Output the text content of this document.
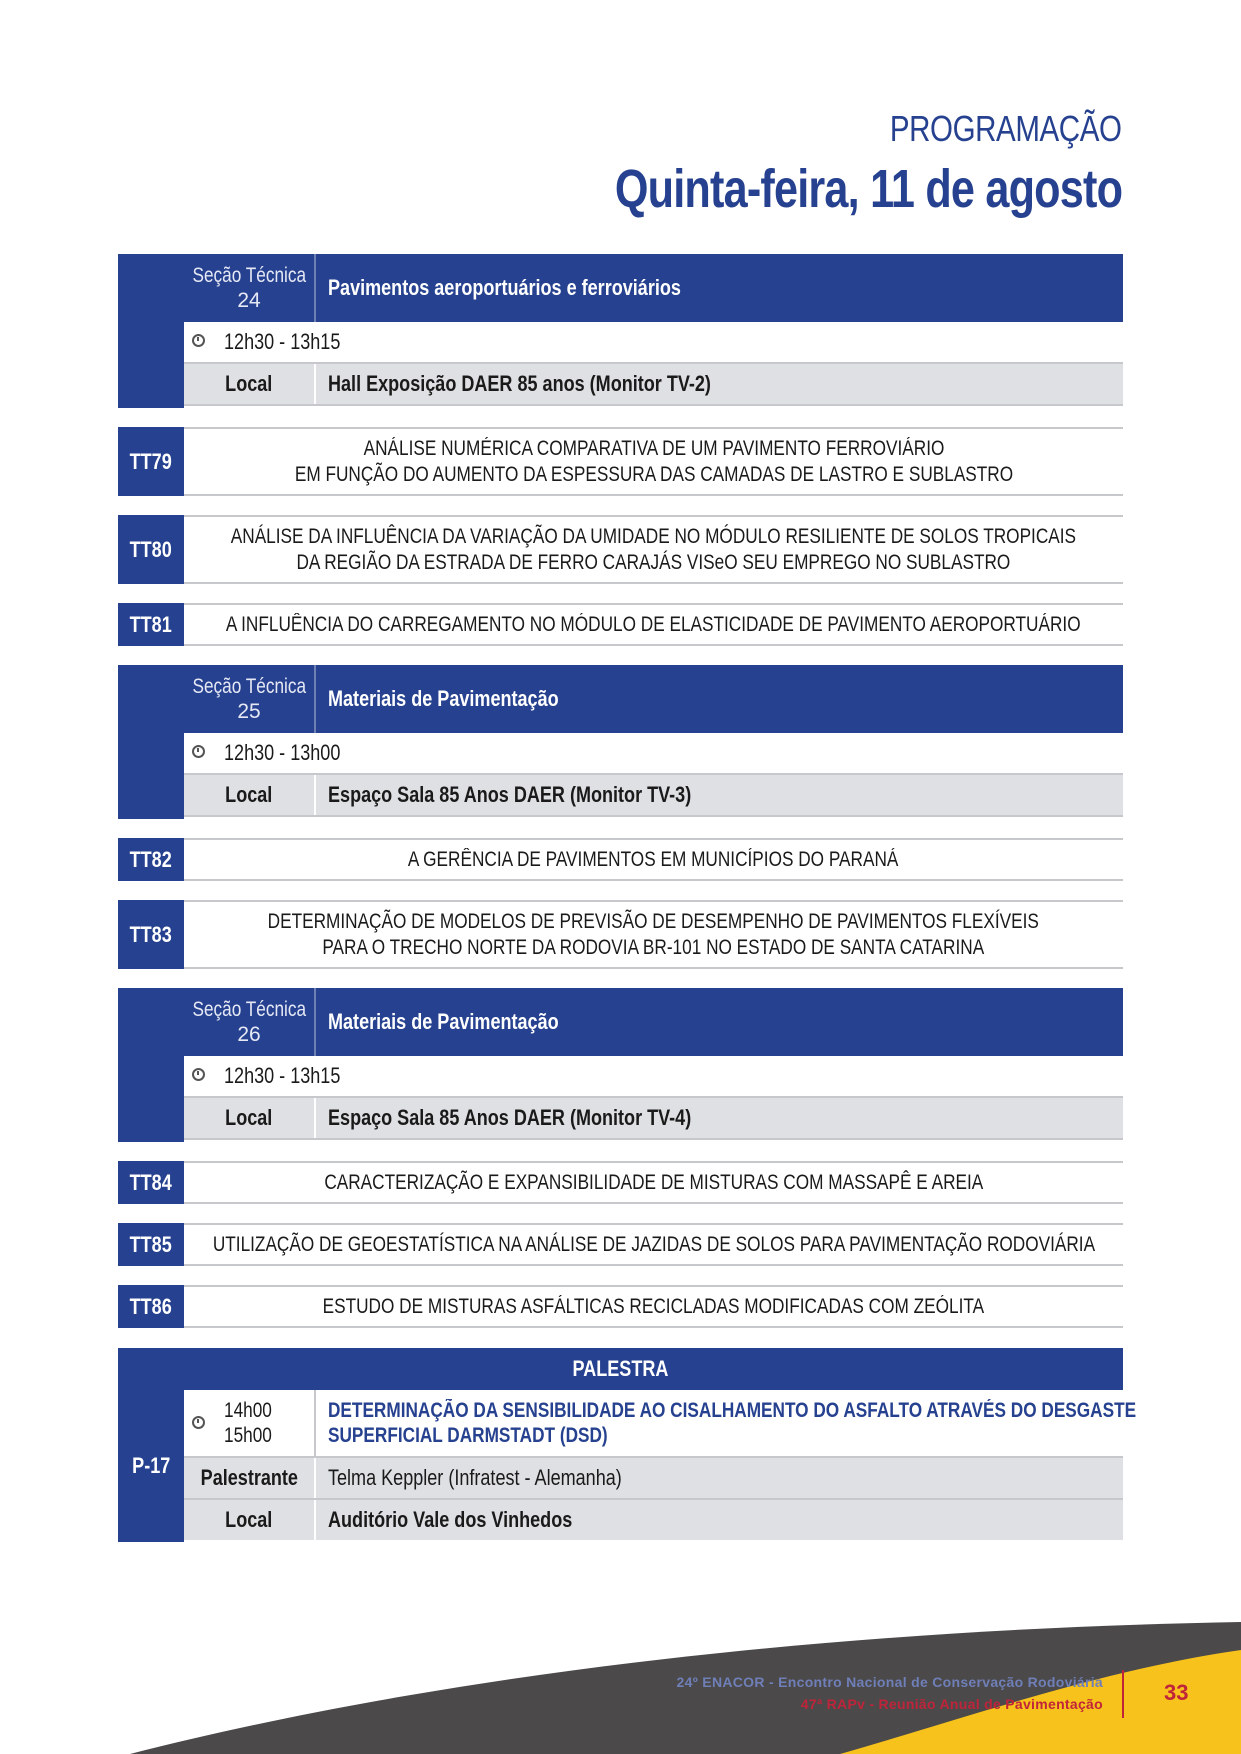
PROGRAMAÇÃO
Quinta-feira, 11 de agosto
Seção Técnica
24
Pavimentos aeroportuários e ferroviários
12h30 - 13h15
Local	Hall Exposição DAER 85 anos (Monitor TV-2)
TT79
ANÁLISE NUMÉRICA COMPARATIVA DE UM PAVIMENTO FERROVIÁRIO
EM FUNÇÃO DO AUMENTO DA ESPESSURA DAS CAMADAS DE LASTRO E SUBLASTRO
TT80
ANÁLISE DA INFLUÊNCIA DA VARIAÇÃO DA UMIDADE NO MÓDULO RESILIENTE DE SOLOS TROPICAIS
DA REGIÃO DA ESTRADA DE FERRO CARAJÁS VISeO SEU EMPREGO NO SUBLASTRO
TT81	A INFLUÊNCIA DO CARREGAMENTO NO MÓDULO DE ELASTICIDADE DE PAVIMENTO AEROPORTUÁRIO
Seção Técnica
25
Materiais de Pavimentação
12h30 - 13h00
Local	Espaço Sala 85 Anos DAER (Monitor TV-3)
TT82	A GERÊNCIA DE PAVIMENTOS EM MUNICÍPIOS DO PARANÁ
TT83
DETERMINAÇÃO DE MODELOS DE PREVISÃO DE DESEMPENHO DE PAVIMENTOS FLEXÍVEIS
PARA O TRECHO NORTE DA RODOVIA BR-101 NO ESTADO DE SANTA CATARINA
Seção Técnica
26
Materiais de Pavimentação
12h30 - 13h15
Local	Espaço Sala 85 Anos DAER (Monitor TV-4)
TT84	CARACTERIZAÇÃO E EXPANSIBILIDADE DE MISTURAS COM MASSAPÊ E AREIA
TT85 UTILIZAÇÃO DE GEOESTATÍSTICA NA ANÁLISE DE JAZIDAS DE SOLOS PARA PAVIMENTAÇÃO RODOVIÁRIA
TT86	ESTUDO DE MISTURAS ASFÁLTICAS RECICLADAS MODIFICADAS COM ZEÓLITA
PALESTRA
P-17
14h00
15h00
DETERMINAÇÃO DA SENSIBILIDADE AO CISALHAMENTO DO ASFALTO ATRAVÉS DO DESGASTE
SUPERFICIAL DARMSTADT (DSD)
Palestrante	Telma Keppler (Infratest - Alemanha)
Local	Auditório Vale dos Vinhedos
24º ENACOR - Encontro Nacional de Conservação Rodoviária
47ª RAPv - Reunião Anual de Pavimentação	33
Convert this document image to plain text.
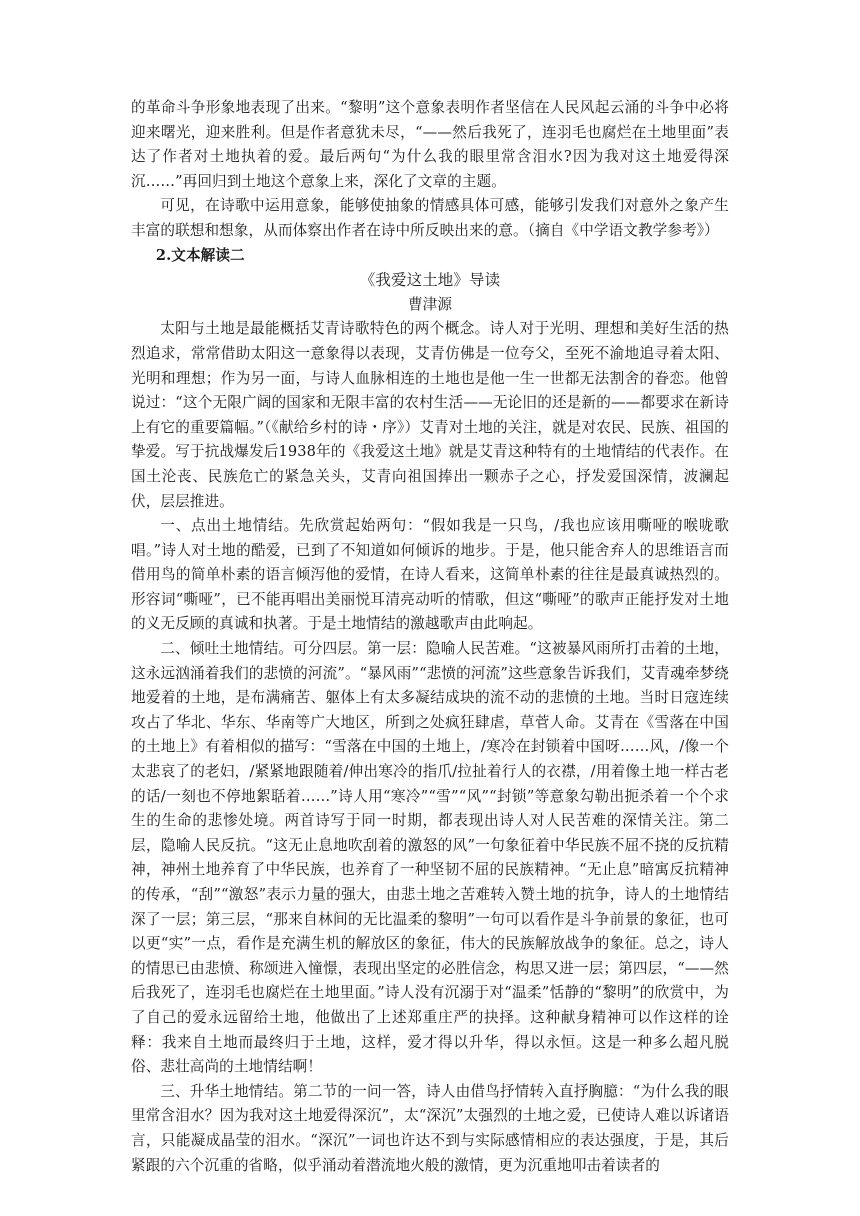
的革命斗争形象地表现了出来。“黎明”这个意象表明作者坚信在人民风起云涌的斗争中必将迎来曙光，迎来胜利。但是作者意犹未尽，“——然后我死了，连羽毛也腐烂在土地里面”表达了作者对土地执着的爱。最后两句“为什么我的眼里常含泪水?因为我对这土地爱得深沉……”再回归到土地这个意象上来，深化了文章的主题。

可见，在诗歌中运用意象，能够使抽象的情感具体可感，能够引发我们对意外之象产生丰富的联想和想象，从而体察出作者在诗中所反映出来的意。（摘自《中学语文教学参考》）

2.文本解读二

《我爱这土地》导读

曹津源

太阳与土地是最能概括艾青诗歌特色的两个概念。诗人对于光明、理想和美好生活的热烈追求，常常借助太阳这一意象得以表现，艾青仿佛是一位夸父，至死不渝地追寻着太阳、光明和理想；作为另一面，与诗人血脉相连的土地也是他一生一世都无法割舍的眷恋。他曾说过：“这个无限广阔的国家和无限丰富的农村生活——无论旧的还是新的——都要求在新诗上有它的重要篇幅。”（《献给乡村的诗・序》）艾青对土地的关注，就是对农民、民族、祖国的挚爱。写于抗战爆发后1938年的《我爱这土地》就是艾青这种特有的土地情结的代表作。在国土沦丧、民族危亡的紧急关头，艾青向祖国捧出一颗赤子之心，抒发爱国深情，波澜起伏，层层推进。

一、点出土地情结。先欣赏起始两句：“假如我是一只鸟，/我也应该用嘶哑的喉咙歌唱。”诗人对土地的酷爱，已到了不知道如何倾诉的地步。于是，他只能舍弃人的思维语言而借用鸟的简单朴素的语言倾泻他的爱情，在诗人看来，这简单朴素的往往是最真诚热烈的。形容词“嘶哑”，已不能再唱出美丽悦耳清亮动听的情歌，但这“嘶哑”的歌声正能抒发对土地的义无反顾的真诚和执著。于是土地情结的激越歌声由此响起。

二、倾吐土地情结。可分四层。第一层：隐喻人民苦难。“这被暴风雨所打击着的土地，这永远汹涌着我们的悲愤的河流”。“暴风雨”“悲愤的河流”这些意象告诉我们，艾青魂牵梦绕地爱着的土地，是布满痛苦、躯体上有太多凝结成块的流不动的悲愤的土地。当时日寇连续攻占了华北、华东、华南等广大地区，所到之处疯狂肆虐，草菅人命。艾青在《雪落在中国的土地上》有着相似的描写：“雪落在中国的土地上，/寒冷在封锁着中国呀……风，/像一个太悲哀了的老妇，/紧紧地跟随着/伸出寒冷的指爪/拉扯着行人的衣襟，/用着像土地一样古老的话/一刻也不停地絮聒着……”诗人用“寒冷”“雪”“风”“封锁”等意象勾勒出扼杀着一个个求生的生命的悲惨处境。两首诗写于同一时期，都表现出诗人对人民苦难的深情关注。第二层，隐喻人民反抗。“这无止息地吹刮着的激怒的风”一句象征着中华民族不屈不挠的反抗精神，神州土地养育了中华民族，也养育了一种坚韧不屈的民族精神。“无止息”暗寓反抗精神的传承，“刮”“激怒”表示力量的强大，由悲土地之苦难转入赞土地的抗争，诗人的土地情结深了一层；第三层，“那来自林间的无比温柔的黎明”一句可以看作是斗争前景的象征，也可以更“实”一点，看作是充满生机的解放区的象征，伟大的民族解放战争的象征。总之，诗人的情思已由悲愤、称颂进入憧憬，表现出坚定的必胜信念，构思又进一层；第四层，“——然后我死了，连羽毛也腐烂在土地里面。”诗人没有沉溺于对“温柔”恬静的“黎明”的欣赏中，为了自己的爱永远留给土地，他做出了上述郑重庄严的抉择。这种献身精神可以作这样的诠释：我来自土地而最终归于土地，这样，爱才得以升华，得以永恒。这是一种多么超凡脱俗、悲壮高尚的土地情结啊！

三、升华土地情结。第二节的一问一答，诗人由借鸟抒情转入直抒胸臆：“为什么我的眼里常含泪水？因为我对这土地爱得深沉”，太“深沉”太强烈的土地之爱，已使诗人难以诉诸语言，只能凝成晶莹的泪水。“深沉”一词也许达不到与实际感情相应的表达强度，于是，其后紧跟的六个沉重的省略，似乎涌动着潜流地火般的激情，更为沉重地叩击着读者的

PROBLEM: Reproduce each entry precisely. Leave the pictures out.

RESULT BELOW:
Output the text content of this document.
PROGRAMAÇÃO
Quinta-feira, 11 de agosto
Seção Técnica
24
Pavimentos aeroportuários e ferroviários
12h30 - 13h15
Local	Hall Exposição DAER 85 anos (Monitor TV-2)
TT79
ANÁLISE NUMÉRICA COMPARATIVA DE UM PAVIMENTO FERROVIÁRIO
EM FUNÇÃO DO AUMENTO DA ESPESSURA DAS CAMADAS DE LASTRO E SUBLASTRO
TT80
ANÁLISE DA INFLUÊNCIA DA VARIAÇÃO DA UMIDADE NO MÓDULO RESILIENTE DE SOLOS TROPICAIS
DA REGIÃO DA ESTRADA DE FERRO CARAJÁS VISeO SEU EMPREGO NO SUBLASTRO
TT81	A INFLUÊNCIA DO CARREGAMENTO NO MÓDULO DE ELASTICIDADE DE PAVIMENTO AEROPORTUÁRIO
Seção Técnica
25
Materiais de Pavimentação
12h30 - 13h00
Local	Espaço Sala 85 Anos DAER (Monitor TV-3)
TT82	A GERÊNCIA DE PAVIMENTOS EM MUNICÍPIOS DO PARANÁ
TT83
DETERMINAÇÃO DE MODELOS DE PREVISÃO DE DESEMPENHO DE PAVIMENTOS FLEXÍVEIS
PARA O TRECHO NORTE DA RODOVIA BR-101 NO ESTADO DE SANTA CATARINA
Seção Técnica
26
Materiais de Pavimentação
12h30 - 13h15
Local	Espaço Sala 85 Anos DAER (Monitor TV-4)
TT84	CARACTERIZAÇÃO E EXPANSIBILIDADE DE MISTURAS COM MASSAPÊ E AREIA
TT85 UTILIZAÇÃO DE GEOESTATÍSTICA NA ANÁLISE DE JAZIDAS DE SOLOS PARA PAVIMENTAÇÃO RODOVIÁRIA
TT86	ESTUDO DE MISTURAS ASFÁLTICAS RECICLADAS MODIFICADAS COM ZEÓLITA
PALESTRA
P-17
14h00
15h00
DETERMINAÇÃO DA SENSIBILIDADE AO CISALHAMENTO DO ASFALTO ATRAVÉS DO DESGASTE
SUPERFICIAL DARMSTADT (DSD)
Palestrante	Telma Keppler (Infratest - Alemanha)
Local	Auditório Vale dos Vinhedos
24º ENACOR - Encontro Nacional de Conservação Rodoviária
47ª RAPv - Reunião Anual de Pavimentação	33
Convert this document image to plain text.
的革命斗争形象地表现了出来。“黎明”这个意象表明作者坚信在人民风起云涌的斗争中必将迎来曙光，迎来胜利。但是作者意犹未尽，“——然后我死了，连羽毛也腐烂在土地里面”表达了作者对土地执着的爱。最后两句“为什么我的眼里常含泪水?因为我对这土地爱得深沉……”再回归到土地这个意象上来，深化了文章的主题。

可见，在诗歌中运用意象，能够使抽象的情感具体可感，能够引发我们对意外之象产生丰富的联想和想象，从而体察出作者在诗中所反映出来的意。（摘自《中学语文教学参考》）

2.文本解读二

《我爱这土地》导读

曹津源

太阳与土地是最能概括艾青诗歌特色的两个概念。诗人对于光明、理想和美好生活的热烈追求，常常借助太阳这一意象得以表现，艾青仿佛是一位夸父，至死不渝地追寻着太阳、光明和理想；作为另一面，与诗人血脉相连的土地也是他一生一世都无法割舍的眷恋。他曾说过：“这个无限广阔的国家和无限丰富的农村生活——无论旧的还是新的——都要求在新诗上有它的重要篇幅。”（《献给乡村的诗・序》）艾青对土地的关注，就是对农民、民族、祖国的挚爱。写于抗战爆发后1938年的《我爱这土地》就是艾青这种特有的土地情结的代表作。在国土沦丧、民族危亡的紧急关头，艾青向祖国捧出一颗赤子之心，抒发爱国深情，波澜起伏，层层推进。

一、点出土地情结。先欣赏起始两句：“假如我是一只鸟，/我也应该用嘶哑的喉咙歌唱。”诗人对土地的酷爱，已到了不知道如何倾诉的地步。于是，他只能舍弃人的思维语言而借用鸟的简单朴素的语言倾泻他的爱情，在诗人看来，这简单朴素的往往是最真诚热烈的。形容词“嘶哑”，已不能再唱出美丽悦耳清亮动听的情歌，但这“嘶哑”的歌声正能抒发对土地的义无反顾的真诚和执著。于是土地情结的激越歌声由此响起。

二、倾吐土地情结。可分四层。第一层：隐喻人民苦难。“这被暴风雨所打击着的土地，这永远汹涌着我们的悲愤的河流”。“暴风雨”“悲愤的河流”这些意象告诉我们，艾青魂牵梦绕地爱着的土地，是布满痛苦、躯体上有太多凝结成块的流不动的悲愤的土地。当时日寇连续攻占了华北、华东、华南等广大地区，所到之处疯狂肆虐，草菅人命。艾青在《雪落在中国的土地上》有着相似的描写：“雪落在中国的土地上，/寒冷在封锁着中国呀……风，/像一个太悲哀了的老妇，/紧紧地跟随着/伸出寒冷的指爪/拉扯着行人的衣襟，/用着像土地一样古老的话/一刻也不停地絮聒着……”诗人用“寒冷”“雪”“风”“封锁”等意象勾勒出扼杀着一个个求生的生命的悲惨处境。两首诗写于同一时期，都表现出诗人对人民苦难的深情关注。第二层，隐喻人民反抗。“这无止息地吹刮着的激怒的风”一句象征着中华民族不屈不挠的反抗精神，神州土地养育了中华民族，也养育了一种坚韧不屈的民族精神。“无止息”暗寓反抗精神的传承，“刮”“激怒”表示力量的强大，由悲土地之苦难转入赞土地的抗争，诗人的土地情结深了一层；第三层，“那来自林间的无比温柔的黎明”一句可以看作是斗争前景的象征，也可以更“实”一点，看作是充满生机的解放区的象征，伟大的民族解放战争的象征。总之，诗人的情思已由悲愤、称颂进入憧憬，表现出坚定的必胜信念，构思又进一层；第四层，“——然后我死了，连羽毛也腐烂在土地里面。”诗人没有沉溺于对“温柔”恬静的“黎明”的欣赏中，为了自己的爱永远留给土地，他做出了上述郑重庄严的抉择。这种献身精神可以作这样的诠释：我来自土地而最终归于土地，这样，爱才得以升华，得以永恒。这是一种多么超凡脱俗、悲壮高尚的土地情结啊！

三、升华土地情结。第二节的一问一答，诗人由借鸟抒情转入直抒胸臆：“为什么我的眼里常含泪水？因为我对这土地爱得深沉”，太“深沉”太强烈的土地之爱，已使诗人难以诉诸语言，只能凝成晶莹的泪水。“深沉”一词也许达不到与实际感情相应的表达强度，于是，其后紧跟的六个沉重的省略，似乎涌动着潜流地火般的激情，更为沉重地叩击着读者的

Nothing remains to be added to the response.